» **DATA SUPPLIED**:
******
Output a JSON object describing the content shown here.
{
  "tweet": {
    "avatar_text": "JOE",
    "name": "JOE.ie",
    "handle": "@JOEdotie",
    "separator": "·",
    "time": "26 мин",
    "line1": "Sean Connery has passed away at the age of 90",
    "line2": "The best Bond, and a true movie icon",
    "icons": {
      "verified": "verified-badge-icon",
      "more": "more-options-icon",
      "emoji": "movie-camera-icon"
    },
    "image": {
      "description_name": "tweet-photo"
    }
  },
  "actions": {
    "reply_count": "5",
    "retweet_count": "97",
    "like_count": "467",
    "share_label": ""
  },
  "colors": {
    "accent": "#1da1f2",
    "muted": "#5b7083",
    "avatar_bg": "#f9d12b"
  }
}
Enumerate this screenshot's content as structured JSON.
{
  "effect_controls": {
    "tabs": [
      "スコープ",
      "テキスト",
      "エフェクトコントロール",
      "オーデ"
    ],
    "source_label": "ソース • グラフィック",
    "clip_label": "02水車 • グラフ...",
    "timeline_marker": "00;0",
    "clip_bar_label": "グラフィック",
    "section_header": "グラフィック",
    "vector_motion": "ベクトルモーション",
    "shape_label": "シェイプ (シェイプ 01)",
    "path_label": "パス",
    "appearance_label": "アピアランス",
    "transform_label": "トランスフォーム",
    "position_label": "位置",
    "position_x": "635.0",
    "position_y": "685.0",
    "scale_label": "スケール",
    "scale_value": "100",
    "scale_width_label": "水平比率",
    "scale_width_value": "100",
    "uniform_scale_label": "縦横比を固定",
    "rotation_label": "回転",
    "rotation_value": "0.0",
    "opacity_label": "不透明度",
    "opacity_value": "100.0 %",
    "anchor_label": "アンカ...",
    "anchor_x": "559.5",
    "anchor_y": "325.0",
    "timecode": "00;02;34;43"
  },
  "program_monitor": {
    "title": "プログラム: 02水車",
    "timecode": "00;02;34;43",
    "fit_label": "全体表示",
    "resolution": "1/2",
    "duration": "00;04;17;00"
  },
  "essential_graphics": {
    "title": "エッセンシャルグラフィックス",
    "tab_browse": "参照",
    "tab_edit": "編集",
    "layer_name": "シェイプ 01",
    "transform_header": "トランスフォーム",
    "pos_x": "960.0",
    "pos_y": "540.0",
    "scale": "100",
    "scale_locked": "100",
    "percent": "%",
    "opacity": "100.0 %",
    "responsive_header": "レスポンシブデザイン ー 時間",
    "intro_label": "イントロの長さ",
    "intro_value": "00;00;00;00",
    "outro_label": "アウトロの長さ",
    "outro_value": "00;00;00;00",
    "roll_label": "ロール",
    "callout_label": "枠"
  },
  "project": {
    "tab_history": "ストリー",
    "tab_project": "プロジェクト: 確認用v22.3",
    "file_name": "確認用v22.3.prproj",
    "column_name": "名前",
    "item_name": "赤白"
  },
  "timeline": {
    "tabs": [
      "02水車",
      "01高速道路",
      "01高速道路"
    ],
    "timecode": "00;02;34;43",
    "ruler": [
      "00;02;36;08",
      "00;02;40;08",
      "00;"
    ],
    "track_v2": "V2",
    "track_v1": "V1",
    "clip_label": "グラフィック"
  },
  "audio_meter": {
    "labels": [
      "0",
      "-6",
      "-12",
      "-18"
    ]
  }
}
******
Print the material verbatim, all of it.

Output a JSON object describing the content shown here.
{
  "tweet": {
    "avatar_text": "JOE",
    "name": "JOE.ie",
    "handle": "@JOEdotie",
    "separator": "·",
    "time": "26 мин",
    "line1": "Sean Connery has passed away at the age of 90",
    "line2": "The best Bond, and a true movie icon",
    "icons": {
      "verified": "verified-badge-icon",
      "more": "more-options-icon",
      "emoji": "movie-camera-icon"
    },
    "image": {
      "description_name": "tweet-photo"
    }
  },
  "actions": {
    "reply_count": "5",
    "retweet_count": "97",
    "like_count": "467",
    "share_label": ""
  },
  "colors": {
    "accent": "#1da1f2",
    "muted": "#5b7083",
    "avatar_bg": "#f9d12b"
  }
}
Enumerate this screenshot's content as structured JSON.
{
  "effect_controls": {
    "tabs": [
      "スコープ",
      "テキスト",
      "エフェクトコントロール",
      "オーデ"
    ],
    "source_label": "ソース • グラフィック",
    "clip_label": "02水車 • グラフ...",
    "timeline_marker": "00;0",
    "clip_bar_label": "グラフィック",
    "section_header": "グラフィック",
    "vector_motion": "ベクトルモーション",
    "shape_label": "シェイプ (シェイプ 01)",
    "path_label": "パス",
    "appearance_label": "アピアランス",
    "transform_label": "トランスフォーム",
    "position_label": "位置",
    "position_x": "635.0",
    "position_y": "685.0",
    "scale_label": "スケール",
    "scale_value": "100",
    "scale_width_label": "水平比率",
    "scale_width_value": "100",
    "uniform_scale_label": "縦横比を固定",
    "rotation_label": "回転",
    "rotation_value": "0.0",
    "opacity_label": "不透明度",
    "opacity_value": "100.0 %",
    "anchor_label": "アンカ...",
    "anchor_x": "559.5",
    "anchor_y": "325.0",
    "timecode": "00;02;34;43"
  },
  "program_monitor": {
    "title": "プログラム: 02水車",
    "timecode": "00;02;34;43",
    "fit_label": "全体表示",
    "resolution": "1/2",
    "duration": "00;04;17;00"
  },
  "essential_graphics": {
    "title": "エッセンシャルグラフィックス",
    "tab_browse": "参照",
    "tab_edit": "編集",
    "layer_name": "シェイプ 01",
    "transform_header": "トランスフォーム",
    "pos_x": "960.0",
    "pos_y": "540.0",
    "scale": "100",
    "scale_locked": "100",
    "percent": "%",
    "opacity": "100.0 %",
    "responsive_header": "レスポンシブデザイン ー 時間",
    "intro_label": "イントロの長さ",
    "intro_value": "00;00;00;00",
    "outro_label": "アウトロの長さ",
    "outro_value": "00;00;00;00",
    "roll_label": "ロール",
    "callout_label": "枠"
  },
  "project": {
    "tab_history": "ストリー",
    "tab_project": "プロジェクト: 確認用v22.3",
    "file_name": "確認用v22.3.prproj",
    "column_name": "名前",
    "item_name": "赤白"
  },
  "timeline": {
    "tabs": [
      "02水車",
      "01高速道路",
      "01高速道路"
    ],
    "timecode": "00;02;34;43",
    "ruler": [
      "00;02;36;08",
      "00;02;40;08",
      "00;"
    ],
    "track_v2": "V2",
    "track_v1": "V1",
    "clip_label": "グラフィック"
  },
  "audio_meter": {
    "labels": [
      "0",
      "-6",
      "-12",
      "-18"
    ]
  }
}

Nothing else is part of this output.